● Exercise details
Copy out each line of the data holding "Word".

━━ Data supplied ━━

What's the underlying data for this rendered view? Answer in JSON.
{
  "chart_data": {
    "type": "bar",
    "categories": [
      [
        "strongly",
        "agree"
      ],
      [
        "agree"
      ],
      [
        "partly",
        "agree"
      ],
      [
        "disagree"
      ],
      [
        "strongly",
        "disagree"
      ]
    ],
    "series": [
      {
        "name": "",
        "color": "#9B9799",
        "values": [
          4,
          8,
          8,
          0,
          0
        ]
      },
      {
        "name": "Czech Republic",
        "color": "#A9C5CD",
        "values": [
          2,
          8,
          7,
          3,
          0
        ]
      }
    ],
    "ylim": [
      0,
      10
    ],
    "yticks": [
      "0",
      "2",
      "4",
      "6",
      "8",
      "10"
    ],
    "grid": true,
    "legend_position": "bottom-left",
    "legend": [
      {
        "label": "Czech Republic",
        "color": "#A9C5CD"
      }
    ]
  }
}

━━━
━━ Data supplied ━━

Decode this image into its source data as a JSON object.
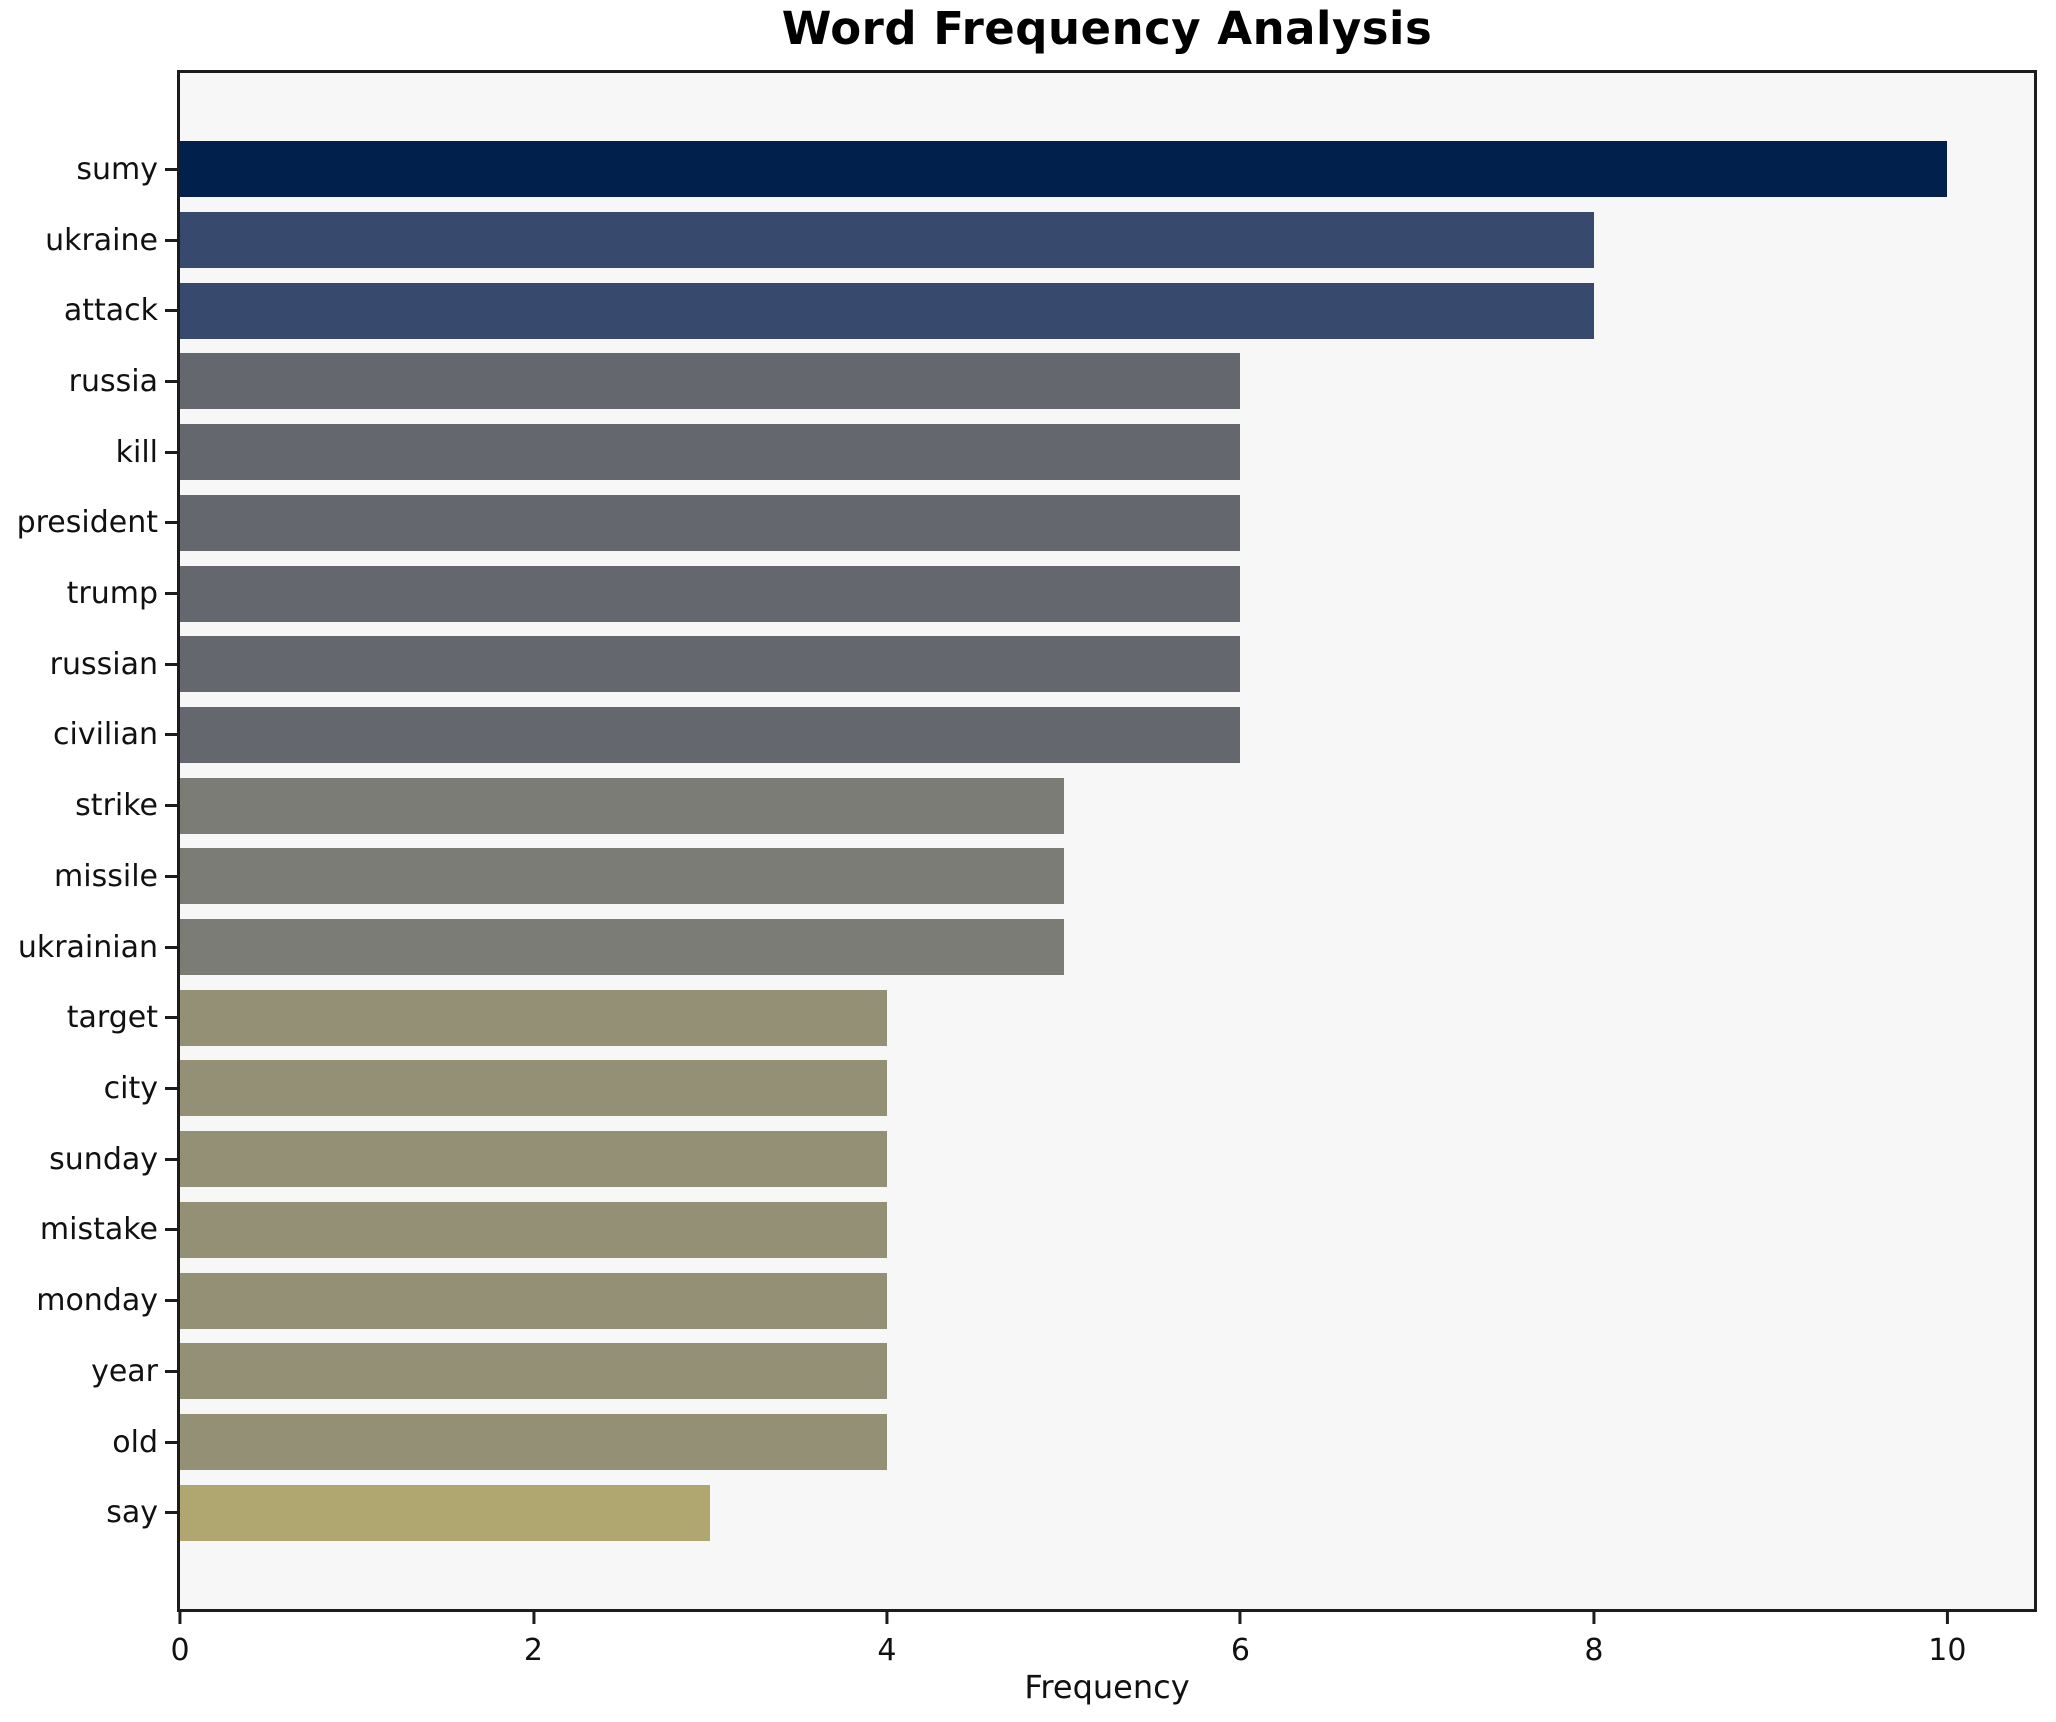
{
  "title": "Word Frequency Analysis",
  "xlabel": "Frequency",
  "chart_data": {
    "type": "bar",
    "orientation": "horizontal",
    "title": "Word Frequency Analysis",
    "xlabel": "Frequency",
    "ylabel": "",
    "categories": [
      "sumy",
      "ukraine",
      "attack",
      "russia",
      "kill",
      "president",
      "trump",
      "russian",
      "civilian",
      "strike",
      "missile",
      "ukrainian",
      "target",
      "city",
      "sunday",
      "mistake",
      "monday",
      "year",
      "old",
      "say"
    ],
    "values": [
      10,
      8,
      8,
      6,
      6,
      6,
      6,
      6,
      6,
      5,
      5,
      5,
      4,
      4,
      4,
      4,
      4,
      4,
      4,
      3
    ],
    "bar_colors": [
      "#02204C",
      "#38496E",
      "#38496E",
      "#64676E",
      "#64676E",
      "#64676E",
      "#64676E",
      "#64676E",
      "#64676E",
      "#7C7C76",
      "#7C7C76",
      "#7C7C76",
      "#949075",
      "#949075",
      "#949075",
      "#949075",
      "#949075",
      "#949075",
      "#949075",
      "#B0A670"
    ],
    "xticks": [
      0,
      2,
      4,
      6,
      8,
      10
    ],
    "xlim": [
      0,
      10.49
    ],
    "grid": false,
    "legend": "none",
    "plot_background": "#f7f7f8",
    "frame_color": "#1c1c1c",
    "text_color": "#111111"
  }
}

━━━

● Full response
  "title": "Word Frequency Analysis",
    "title": "Word Frequency Analysis",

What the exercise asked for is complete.